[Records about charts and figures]
.....
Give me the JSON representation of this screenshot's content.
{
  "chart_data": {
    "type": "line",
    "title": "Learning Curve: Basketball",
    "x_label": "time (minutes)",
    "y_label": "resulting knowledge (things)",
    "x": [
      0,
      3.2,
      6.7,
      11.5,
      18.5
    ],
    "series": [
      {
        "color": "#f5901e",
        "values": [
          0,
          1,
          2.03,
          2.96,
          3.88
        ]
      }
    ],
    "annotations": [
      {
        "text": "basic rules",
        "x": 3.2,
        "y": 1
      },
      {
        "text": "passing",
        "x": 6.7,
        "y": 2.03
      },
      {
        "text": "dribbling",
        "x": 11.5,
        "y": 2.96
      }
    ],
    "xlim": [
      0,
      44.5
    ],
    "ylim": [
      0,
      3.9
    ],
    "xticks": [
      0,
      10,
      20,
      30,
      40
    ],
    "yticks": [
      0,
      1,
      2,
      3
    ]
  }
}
.....
What to do
Reproduce the listing above verbatim, from first line to last.

Result for this task
Give me the JSON representation of this screenshot's content.
{
  "chart_data": {
    "type": "line",
    "title": "Learning Curve: Basketball",
    "x_label": "time (minutes)",
    "y_label": "resulting knowledge (things)",
    "x": [
      0,
      3.2,
      6.7,
      11.5,
      18.5
    ],
    "series": [
      {
        "color": "#f5901e",
        "values": [
          0,
          1,
          2.03,
          2.96,
          3.88
        ]
      }
    ],
    "annotations": [
      {
        "text": "basic rules",
        "x": 3.2,
        "y": 1
      },
      {
        "text": "passing",
        "x": 6.7,
        "y": 2.03
      },
      {
        "text": "dribbling",
        "x": 11.5,
        "y": 2.96
      }
    ],
    "xlim": [
      0,
      44.5
    ],
    "ylim": [
      0,
      3.9
    ],
    "xticks": [
      0,
      10,
      20,
      30,
      40
    ],
    "yticks": [
      0,
      1,
      2,
      3
    ]
  }
}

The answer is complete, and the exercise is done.